(Records from a data collection)
# # # # #
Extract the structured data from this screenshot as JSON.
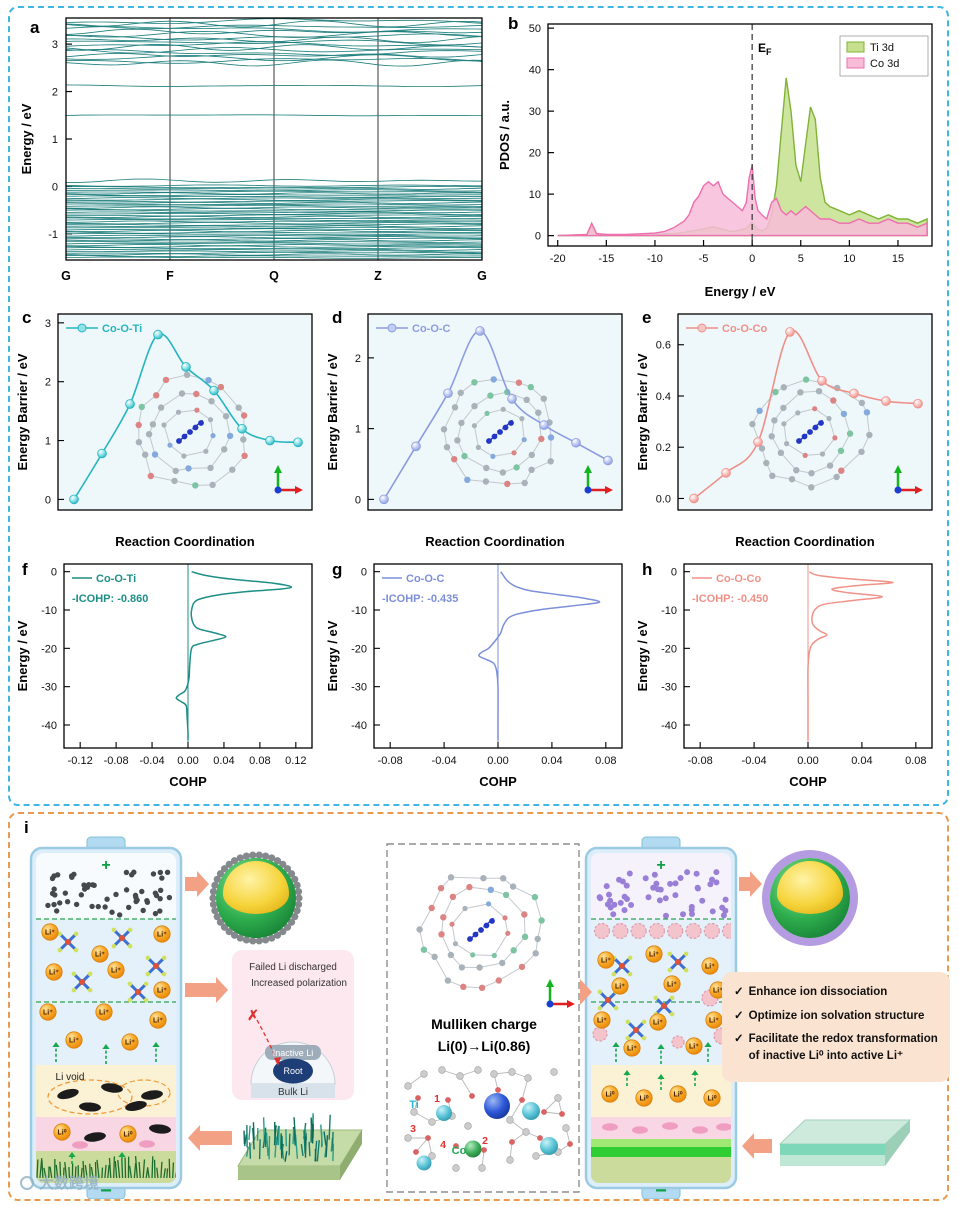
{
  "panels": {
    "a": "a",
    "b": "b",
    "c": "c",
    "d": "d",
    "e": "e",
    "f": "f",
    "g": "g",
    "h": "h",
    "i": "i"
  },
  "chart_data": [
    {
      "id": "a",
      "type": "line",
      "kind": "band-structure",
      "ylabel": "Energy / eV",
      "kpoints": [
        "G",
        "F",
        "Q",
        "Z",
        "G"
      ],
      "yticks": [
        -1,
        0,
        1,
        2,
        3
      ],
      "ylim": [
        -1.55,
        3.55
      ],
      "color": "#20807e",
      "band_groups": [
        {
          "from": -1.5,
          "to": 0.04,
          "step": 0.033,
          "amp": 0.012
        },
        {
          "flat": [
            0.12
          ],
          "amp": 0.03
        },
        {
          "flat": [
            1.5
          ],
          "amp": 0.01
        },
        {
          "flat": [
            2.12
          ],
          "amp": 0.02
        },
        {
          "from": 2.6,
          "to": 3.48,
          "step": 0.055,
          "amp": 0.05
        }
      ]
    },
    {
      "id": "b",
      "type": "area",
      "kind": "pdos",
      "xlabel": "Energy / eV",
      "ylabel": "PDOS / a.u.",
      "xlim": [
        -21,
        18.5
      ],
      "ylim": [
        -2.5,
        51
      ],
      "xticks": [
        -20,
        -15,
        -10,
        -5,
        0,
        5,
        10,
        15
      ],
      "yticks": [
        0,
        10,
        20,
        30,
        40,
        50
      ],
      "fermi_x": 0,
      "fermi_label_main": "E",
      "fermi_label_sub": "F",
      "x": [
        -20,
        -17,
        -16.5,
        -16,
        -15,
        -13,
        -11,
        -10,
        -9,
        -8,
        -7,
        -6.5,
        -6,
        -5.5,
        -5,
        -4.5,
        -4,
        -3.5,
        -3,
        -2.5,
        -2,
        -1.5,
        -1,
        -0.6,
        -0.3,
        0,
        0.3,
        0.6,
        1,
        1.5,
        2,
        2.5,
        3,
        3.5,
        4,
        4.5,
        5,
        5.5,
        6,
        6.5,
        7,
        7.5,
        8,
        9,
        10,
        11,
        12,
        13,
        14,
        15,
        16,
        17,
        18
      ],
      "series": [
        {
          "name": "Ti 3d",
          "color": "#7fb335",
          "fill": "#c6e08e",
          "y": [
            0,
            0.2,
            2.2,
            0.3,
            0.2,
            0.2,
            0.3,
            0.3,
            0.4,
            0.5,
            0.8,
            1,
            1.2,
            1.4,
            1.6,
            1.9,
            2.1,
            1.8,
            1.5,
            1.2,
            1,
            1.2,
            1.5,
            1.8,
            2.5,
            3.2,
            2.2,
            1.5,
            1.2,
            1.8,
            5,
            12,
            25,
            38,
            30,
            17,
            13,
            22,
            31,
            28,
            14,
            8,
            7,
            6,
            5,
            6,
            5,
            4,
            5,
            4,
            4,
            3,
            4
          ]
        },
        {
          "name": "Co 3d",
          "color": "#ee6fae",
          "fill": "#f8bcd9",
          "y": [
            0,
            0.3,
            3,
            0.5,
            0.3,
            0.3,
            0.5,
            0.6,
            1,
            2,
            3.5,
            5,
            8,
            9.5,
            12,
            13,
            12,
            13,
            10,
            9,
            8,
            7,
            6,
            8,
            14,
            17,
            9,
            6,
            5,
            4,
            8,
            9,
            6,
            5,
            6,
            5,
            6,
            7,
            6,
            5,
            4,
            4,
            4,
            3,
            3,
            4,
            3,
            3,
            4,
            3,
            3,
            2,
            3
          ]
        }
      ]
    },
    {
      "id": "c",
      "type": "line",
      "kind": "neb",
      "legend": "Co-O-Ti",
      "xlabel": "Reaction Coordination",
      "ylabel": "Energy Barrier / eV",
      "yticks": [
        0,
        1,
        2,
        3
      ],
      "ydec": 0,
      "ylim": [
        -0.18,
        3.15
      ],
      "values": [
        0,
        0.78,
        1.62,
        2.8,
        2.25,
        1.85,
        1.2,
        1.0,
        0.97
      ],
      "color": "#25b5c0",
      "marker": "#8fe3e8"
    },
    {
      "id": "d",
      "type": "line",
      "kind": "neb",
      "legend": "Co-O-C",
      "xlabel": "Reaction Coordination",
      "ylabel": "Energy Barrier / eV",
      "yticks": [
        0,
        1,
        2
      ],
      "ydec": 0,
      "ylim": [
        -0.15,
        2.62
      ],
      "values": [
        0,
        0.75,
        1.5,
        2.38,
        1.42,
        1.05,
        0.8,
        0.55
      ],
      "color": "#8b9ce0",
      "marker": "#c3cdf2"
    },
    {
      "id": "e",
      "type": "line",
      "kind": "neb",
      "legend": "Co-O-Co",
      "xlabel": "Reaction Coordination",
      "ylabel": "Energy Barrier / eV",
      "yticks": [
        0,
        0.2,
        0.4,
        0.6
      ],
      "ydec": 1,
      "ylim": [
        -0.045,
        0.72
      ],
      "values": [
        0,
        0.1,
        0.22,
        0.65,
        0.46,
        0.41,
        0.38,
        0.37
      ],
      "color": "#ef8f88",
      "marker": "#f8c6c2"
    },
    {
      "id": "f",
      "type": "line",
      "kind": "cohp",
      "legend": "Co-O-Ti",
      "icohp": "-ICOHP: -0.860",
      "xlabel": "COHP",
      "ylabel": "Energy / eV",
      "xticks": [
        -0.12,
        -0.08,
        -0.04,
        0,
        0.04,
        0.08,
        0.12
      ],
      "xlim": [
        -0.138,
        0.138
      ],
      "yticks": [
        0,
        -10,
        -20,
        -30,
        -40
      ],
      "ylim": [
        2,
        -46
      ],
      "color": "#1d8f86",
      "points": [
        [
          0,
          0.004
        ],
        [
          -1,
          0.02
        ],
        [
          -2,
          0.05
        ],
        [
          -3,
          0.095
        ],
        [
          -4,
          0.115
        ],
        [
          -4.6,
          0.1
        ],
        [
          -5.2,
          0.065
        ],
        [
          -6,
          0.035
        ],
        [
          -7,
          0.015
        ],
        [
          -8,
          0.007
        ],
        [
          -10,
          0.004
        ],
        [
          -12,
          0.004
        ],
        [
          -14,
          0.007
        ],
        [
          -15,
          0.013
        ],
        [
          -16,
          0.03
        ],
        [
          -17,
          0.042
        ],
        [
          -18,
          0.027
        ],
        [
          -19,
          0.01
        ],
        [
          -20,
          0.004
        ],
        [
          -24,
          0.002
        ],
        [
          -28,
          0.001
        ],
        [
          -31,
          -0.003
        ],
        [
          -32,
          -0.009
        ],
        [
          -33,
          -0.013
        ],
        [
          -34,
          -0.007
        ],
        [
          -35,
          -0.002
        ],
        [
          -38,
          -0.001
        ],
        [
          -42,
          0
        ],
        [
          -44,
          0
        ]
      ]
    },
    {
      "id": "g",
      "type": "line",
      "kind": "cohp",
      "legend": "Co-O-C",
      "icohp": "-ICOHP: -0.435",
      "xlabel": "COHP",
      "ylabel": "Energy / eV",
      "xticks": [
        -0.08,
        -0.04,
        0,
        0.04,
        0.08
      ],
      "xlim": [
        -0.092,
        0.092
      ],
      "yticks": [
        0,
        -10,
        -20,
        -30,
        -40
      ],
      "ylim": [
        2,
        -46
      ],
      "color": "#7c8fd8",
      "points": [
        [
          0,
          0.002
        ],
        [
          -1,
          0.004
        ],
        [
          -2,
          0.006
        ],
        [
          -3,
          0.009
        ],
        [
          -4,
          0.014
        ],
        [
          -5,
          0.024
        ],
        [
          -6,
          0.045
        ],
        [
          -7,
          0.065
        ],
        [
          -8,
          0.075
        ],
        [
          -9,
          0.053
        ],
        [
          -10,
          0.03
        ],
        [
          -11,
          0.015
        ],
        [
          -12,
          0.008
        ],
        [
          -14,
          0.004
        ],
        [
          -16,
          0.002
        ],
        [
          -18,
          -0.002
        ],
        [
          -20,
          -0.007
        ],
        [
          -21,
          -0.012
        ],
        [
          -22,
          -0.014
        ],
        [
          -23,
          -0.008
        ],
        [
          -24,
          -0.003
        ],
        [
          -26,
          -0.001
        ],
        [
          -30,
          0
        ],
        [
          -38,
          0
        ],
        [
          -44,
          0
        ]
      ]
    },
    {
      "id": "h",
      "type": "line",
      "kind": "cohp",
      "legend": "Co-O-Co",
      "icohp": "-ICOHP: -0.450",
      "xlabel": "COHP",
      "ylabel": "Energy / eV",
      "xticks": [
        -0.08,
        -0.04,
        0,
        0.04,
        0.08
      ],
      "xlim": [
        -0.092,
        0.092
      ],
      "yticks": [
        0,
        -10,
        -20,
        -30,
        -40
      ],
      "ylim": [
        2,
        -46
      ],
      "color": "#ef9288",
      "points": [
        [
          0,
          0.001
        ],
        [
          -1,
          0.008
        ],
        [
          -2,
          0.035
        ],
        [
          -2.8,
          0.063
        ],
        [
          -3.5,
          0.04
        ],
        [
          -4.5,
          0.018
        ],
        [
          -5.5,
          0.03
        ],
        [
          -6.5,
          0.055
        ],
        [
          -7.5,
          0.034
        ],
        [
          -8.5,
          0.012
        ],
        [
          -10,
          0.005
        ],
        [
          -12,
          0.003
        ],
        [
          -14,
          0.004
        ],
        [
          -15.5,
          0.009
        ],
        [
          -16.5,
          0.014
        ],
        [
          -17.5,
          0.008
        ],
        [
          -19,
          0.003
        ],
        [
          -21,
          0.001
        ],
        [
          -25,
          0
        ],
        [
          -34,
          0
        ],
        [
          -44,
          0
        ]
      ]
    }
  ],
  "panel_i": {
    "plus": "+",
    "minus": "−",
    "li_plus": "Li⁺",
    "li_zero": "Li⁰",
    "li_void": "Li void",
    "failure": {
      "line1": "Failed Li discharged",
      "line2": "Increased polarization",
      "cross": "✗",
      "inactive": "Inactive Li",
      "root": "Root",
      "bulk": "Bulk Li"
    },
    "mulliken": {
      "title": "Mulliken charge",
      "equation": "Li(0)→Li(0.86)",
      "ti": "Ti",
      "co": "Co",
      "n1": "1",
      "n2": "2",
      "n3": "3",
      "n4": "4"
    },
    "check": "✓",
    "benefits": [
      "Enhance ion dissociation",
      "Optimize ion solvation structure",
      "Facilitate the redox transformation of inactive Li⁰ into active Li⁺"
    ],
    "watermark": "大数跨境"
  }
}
# # # # #
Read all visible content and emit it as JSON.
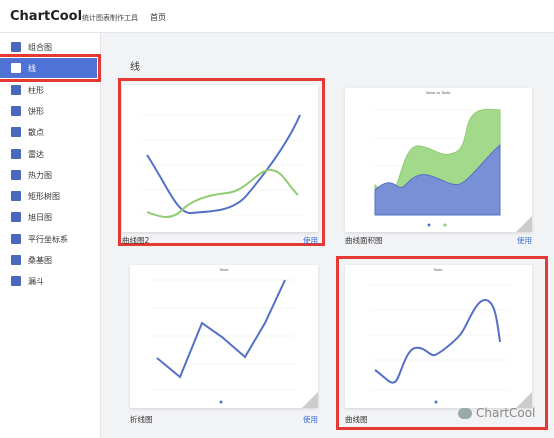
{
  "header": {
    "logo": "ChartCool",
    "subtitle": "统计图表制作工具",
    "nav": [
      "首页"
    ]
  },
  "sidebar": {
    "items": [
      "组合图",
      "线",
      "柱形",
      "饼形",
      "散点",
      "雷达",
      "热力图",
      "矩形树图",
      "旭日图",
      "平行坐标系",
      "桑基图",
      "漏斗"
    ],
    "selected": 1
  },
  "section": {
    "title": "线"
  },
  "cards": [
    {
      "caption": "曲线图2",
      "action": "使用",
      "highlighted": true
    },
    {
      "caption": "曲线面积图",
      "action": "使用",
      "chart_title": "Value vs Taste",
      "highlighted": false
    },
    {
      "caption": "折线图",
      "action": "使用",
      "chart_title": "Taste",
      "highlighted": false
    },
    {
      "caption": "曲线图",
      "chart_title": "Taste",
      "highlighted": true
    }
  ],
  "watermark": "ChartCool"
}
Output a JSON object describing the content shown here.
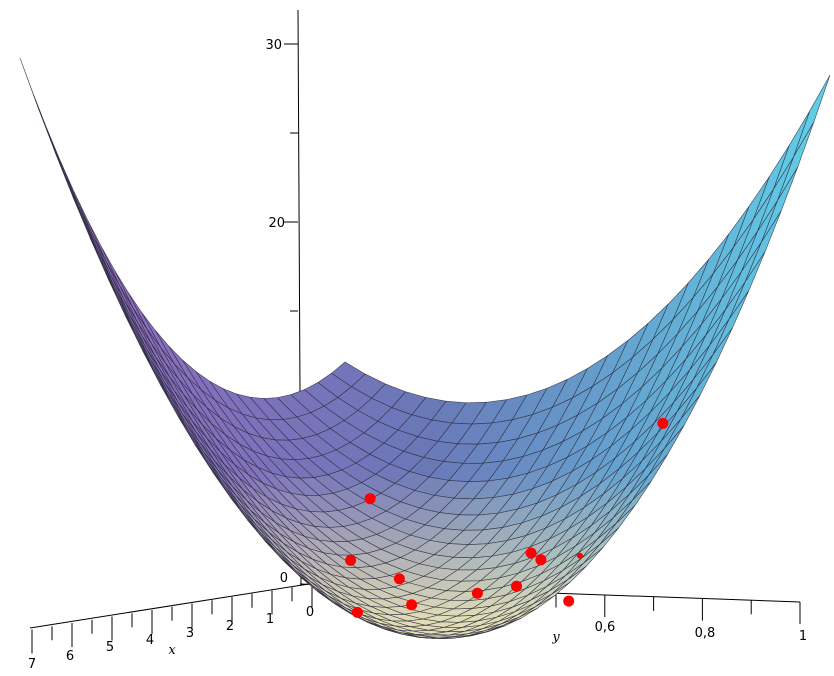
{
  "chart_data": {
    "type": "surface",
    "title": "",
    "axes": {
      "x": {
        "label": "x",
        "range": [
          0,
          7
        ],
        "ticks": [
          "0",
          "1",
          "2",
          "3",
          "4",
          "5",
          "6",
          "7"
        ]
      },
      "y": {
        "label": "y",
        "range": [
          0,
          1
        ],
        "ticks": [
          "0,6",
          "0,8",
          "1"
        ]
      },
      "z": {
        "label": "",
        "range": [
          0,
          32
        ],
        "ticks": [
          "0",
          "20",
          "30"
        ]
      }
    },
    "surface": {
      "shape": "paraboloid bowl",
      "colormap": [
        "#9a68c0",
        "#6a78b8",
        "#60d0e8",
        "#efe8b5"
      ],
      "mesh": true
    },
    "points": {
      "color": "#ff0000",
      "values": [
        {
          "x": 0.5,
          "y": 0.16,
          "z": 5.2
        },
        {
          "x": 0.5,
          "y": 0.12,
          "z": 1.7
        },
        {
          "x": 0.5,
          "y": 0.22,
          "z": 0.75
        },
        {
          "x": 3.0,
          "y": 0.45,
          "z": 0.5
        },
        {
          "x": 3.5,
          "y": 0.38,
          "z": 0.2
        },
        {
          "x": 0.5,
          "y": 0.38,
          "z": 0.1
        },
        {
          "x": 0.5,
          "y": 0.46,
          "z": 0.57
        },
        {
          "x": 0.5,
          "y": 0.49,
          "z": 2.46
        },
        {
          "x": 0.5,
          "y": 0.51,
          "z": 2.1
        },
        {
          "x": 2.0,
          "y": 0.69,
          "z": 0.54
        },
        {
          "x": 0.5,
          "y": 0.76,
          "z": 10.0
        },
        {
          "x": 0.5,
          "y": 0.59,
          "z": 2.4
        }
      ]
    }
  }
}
# # # # #
**What to do**
Read through the lines above and collect those that contain the string "ChartCool".

**Task response**
    "logo": "ChartCool",
  "watermark": "ChartCool"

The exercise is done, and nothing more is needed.